What the task requires: Make an exact copy of all the entries, with the pictures left out.

Records for processing:
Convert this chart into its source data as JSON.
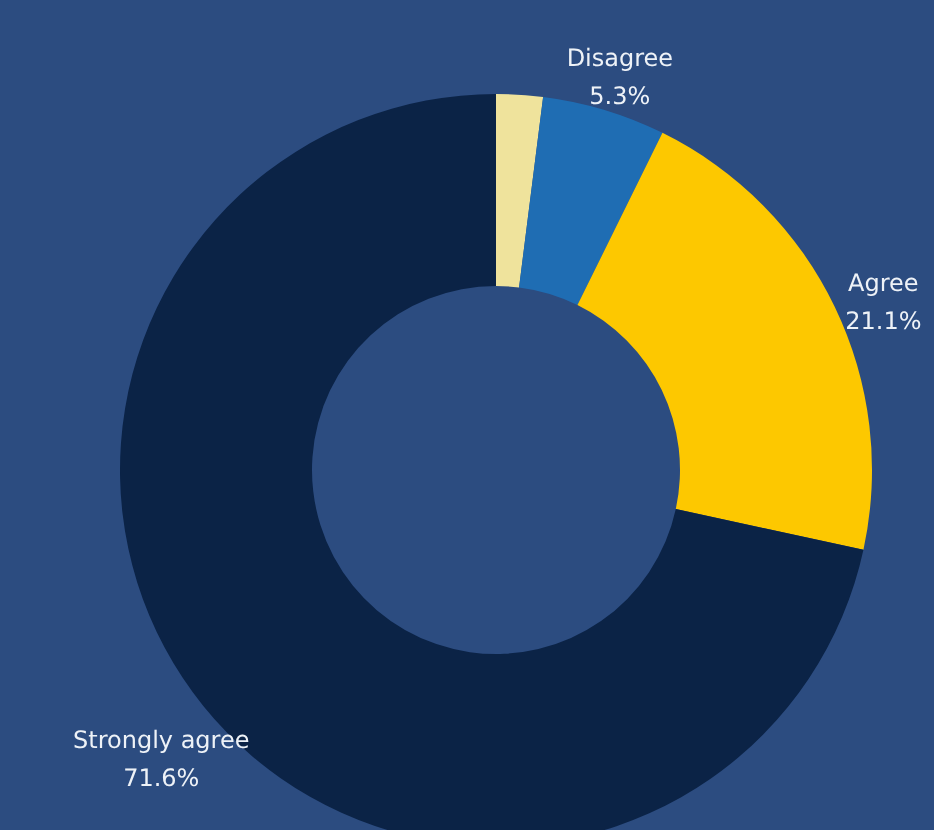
{
  "chart_data": {
    "type": "donut",
    "categories": [
      null,
      "Disagree",
      "Agree",
      "Strongly agree"
    ],
    "values": [
      2.0,
      5.3,
      21.1,
      71.6
    ],
    "value_labels": [
      null,
      "5.3%",
      "21.1%",
      "71.6%"
    ],
    "colors": [
      "#efe39c",
      "#1f6db3",
      "#fdc800",
      "#0b2346"
    ]
  }
}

Solved problem:
Convert this chart into its source data as JSON.
{
  "chart_data": {
    "type": "donut",
    "categories": [
      null,
      "Disagree",
      "Agree",
      "Strongly agree"
    ],
    "values": [
      2.0,
      5.3,
      21.1,
      71.6
    ],
    "value_labels": [
      null,
      "5.3%",
      "21.1%",
      "71.6%"
    ],
    "colors": [
      "#efe39c",
      "#1f6db3",
      "#fdc800",
      "#0b2346"
    ]
  }
}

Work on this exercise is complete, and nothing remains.